__TASK DIRECTIONS__: Give only the number of lines that hold the word "opened".

— begin RECORD EXTRACTS —

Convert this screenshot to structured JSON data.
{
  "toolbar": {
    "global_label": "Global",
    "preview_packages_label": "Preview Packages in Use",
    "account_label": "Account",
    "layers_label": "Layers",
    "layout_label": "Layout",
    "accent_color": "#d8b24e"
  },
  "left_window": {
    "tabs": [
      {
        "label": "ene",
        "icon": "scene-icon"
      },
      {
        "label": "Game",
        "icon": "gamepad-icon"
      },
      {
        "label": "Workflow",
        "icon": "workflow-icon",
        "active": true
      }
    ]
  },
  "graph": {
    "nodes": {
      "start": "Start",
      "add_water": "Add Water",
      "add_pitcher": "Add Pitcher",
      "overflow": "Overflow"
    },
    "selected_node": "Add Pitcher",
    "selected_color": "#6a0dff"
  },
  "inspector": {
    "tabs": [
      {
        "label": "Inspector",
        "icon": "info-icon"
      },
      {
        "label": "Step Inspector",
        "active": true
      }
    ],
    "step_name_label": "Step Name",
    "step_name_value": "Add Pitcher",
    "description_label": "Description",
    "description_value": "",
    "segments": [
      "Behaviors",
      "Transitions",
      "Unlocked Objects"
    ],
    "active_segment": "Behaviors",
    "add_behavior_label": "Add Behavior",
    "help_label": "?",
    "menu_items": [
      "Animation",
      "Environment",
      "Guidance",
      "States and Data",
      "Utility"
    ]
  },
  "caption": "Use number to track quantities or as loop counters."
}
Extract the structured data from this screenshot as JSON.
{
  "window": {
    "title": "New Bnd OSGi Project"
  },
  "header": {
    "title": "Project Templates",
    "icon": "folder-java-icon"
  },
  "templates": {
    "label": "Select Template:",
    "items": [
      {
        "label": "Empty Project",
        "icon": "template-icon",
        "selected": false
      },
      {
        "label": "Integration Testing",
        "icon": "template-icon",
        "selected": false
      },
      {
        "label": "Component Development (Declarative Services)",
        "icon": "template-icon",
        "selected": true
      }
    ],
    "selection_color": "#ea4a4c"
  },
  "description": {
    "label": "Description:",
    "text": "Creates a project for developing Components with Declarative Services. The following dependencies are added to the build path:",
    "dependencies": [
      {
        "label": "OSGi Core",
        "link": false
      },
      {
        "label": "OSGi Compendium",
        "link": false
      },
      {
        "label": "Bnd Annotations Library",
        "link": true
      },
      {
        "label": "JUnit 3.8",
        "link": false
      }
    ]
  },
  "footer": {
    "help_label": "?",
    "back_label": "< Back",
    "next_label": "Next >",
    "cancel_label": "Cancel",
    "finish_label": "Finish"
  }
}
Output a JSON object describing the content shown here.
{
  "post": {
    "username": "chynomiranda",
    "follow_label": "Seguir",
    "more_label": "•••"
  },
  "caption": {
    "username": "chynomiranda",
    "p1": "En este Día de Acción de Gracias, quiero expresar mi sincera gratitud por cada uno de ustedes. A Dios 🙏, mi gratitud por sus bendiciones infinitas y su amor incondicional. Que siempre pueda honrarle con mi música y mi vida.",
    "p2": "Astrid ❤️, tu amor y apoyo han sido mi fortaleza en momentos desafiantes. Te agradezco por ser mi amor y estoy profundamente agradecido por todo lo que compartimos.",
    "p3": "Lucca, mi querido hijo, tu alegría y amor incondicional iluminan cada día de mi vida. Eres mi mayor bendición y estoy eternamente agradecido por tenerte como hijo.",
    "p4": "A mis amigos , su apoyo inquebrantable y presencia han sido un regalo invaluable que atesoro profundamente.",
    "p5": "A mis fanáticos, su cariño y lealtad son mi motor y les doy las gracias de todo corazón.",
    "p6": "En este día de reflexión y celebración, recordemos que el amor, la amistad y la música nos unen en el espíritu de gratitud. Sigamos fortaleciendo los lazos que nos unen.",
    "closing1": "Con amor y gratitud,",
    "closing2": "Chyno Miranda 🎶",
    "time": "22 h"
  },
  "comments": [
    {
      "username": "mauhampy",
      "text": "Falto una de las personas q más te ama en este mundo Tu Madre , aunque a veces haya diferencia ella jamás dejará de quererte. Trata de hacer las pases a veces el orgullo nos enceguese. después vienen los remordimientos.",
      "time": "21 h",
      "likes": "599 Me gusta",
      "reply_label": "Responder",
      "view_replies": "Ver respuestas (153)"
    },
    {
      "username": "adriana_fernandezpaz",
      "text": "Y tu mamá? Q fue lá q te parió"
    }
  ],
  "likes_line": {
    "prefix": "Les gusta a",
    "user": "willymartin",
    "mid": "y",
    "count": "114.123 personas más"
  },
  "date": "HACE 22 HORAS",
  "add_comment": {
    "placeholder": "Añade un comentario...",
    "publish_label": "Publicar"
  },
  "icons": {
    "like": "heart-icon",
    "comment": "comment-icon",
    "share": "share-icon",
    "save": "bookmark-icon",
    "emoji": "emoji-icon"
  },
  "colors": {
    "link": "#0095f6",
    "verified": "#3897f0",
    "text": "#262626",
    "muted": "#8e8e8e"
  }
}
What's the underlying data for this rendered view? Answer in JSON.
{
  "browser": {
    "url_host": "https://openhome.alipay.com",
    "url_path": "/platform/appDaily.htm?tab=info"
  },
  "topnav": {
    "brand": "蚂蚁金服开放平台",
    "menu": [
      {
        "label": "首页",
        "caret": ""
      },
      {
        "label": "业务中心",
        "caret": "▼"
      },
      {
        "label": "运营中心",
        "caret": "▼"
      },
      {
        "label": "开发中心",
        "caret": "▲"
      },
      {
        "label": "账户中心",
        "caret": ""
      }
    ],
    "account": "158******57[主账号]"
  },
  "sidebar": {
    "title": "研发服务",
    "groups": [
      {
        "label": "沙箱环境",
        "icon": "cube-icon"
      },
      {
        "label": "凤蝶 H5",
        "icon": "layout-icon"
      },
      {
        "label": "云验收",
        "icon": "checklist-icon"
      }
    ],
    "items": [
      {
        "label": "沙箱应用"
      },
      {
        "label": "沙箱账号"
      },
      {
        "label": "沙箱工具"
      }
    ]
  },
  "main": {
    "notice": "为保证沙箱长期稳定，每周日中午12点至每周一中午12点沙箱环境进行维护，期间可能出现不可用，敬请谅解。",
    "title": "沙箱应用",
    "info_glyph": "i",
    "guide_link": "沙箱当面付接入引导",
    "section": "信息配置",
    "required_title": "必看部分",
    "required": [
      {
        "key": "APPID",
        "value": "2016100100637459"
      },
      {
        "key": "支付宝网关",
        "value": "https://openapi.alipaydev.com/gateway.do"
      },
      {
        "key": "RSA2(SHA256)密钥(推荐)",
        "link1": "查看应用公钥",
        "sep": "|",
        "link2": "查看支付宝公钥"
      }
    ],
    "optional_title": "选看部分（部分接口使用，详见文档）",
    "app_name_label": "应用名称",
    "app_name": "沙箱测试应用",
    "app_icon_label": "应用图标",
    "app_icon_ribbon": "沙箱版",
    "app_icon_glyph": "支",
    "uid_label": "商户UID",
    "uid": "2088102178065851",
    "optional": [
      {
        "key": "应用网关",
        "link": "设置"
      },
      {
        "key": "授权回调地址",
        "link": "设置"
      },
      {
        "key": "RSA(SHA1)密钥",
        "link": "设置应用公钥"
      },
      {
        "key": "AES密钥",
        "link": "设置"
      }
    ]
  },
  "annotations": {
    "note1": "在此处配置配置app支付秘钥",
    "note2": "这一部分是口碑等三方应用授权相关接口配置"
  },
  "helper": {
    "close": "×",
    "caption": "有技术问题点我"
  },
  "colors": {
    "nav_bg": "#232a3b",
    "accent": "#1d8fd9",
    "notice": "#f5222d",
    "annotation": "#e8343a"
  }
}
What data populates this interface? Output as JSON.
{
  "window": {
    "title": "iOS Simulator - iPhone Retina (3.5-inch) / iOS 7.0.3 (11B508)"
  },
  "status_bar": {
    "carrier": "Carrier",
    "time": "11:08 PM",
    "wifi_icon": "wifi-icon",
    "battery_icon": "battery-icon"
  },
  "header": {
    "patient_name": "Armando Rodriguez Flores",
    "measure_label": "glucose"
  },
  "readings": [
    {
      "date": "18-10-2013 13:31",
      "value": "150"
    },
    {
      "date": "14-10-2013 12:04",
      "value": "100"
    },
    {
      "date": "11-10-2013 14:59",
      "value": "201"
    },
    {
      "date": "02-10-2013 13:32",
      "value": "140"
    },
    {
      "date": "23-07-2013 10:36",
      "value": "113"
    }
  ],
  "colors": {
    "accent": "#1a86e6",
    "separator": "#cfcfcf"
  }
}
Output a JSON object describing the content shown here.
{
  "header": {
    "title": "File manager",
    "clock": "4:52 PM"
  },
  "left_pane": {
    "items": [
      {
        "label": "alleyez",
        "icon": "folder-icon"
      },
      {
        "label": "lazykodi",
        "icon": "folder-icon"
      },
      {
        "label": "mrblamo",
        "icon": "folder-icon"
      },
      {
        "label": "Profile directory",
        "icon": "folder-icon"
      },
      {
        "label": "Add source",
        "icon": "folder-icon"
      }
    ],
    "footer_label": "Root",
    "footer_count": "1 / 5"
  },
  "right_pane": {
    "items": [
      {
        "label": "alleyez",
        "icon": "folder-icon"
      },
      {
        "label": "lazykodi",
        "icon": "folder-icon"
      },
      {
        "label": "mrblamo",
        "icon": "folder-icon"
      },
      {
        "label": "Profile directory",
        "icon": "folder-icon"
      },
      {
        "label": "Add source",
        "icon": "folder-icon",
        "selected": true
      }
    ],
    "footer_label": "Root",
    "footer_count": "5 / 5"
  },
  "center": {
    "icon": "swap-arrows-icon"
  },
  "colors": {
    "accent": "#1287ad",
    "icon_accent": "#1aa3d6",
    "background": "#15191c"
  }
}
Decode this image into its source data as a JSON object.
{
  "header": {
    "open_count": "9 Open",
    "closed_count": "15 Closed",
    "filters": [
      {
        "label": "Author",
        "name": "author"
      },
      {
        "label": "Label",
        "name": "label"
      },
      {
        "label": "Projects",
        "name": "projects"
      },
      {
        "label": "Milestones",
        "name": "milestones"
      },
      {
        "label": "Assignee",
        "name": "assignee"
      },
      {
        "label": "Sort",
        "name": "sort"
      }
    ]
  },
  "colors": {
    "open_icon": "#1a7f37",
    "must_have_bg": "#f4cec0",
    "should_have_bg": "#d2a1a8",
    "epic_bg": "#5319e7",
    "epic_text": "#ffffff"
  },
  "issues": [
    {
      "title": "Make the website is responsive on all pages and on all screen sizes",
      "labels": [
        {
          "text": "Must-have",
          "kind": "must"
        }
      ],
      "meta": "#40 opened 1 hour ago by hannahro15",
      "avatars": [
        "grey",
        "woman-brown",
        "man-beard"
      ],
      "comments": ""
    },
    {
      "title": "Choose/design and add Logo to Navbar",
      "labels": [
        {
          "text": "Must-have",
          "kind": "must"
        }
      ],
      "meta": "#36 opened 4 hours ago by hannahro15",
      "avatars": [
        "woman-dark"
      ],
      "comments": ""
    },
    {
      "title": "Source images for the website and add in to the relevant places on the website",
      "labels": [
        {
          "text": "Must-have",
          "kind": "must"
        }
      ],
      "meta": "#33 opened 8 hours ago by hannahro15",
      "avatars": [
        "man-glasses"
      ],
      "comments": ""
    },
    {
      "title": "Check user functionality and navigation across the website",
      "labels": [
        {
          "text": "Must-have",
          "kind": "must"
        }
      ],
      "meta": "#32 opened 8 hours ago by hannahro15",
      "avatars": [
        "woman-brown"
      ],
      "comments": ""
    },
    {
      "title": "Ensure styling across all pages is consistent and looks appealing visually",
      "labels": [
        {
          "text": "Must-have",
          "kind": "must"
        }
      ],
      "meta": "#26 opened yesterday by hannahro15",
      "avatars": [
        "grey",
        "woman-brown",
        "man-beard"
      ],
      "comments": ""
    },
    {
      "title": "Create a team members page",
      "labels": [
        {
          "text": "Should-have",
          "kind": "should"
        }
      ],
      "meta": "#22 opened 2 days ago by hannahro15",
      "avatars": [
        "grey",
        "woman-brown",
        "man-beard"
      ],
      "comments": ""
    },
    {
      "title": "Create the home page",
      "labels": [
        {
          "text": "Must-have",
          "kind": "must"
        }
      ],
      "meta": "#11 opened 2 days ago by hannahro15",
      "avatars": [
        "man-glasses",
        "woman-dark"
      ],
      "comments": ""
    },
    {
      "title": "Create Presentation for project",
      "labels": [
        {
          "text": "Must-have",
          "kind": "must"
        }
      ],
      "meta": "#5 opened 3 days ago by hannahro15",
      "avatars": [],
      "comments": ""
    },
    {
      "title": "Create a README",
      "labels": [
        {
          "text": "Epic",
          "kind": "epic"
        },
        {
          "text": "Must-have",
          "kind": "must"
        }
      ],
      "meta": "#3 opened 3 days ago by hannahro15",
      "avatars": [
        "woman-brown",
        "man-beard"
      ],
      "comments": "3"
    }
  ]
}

— end RECORD EXTRACTS —

__WRITTEN SOLUTION__: 9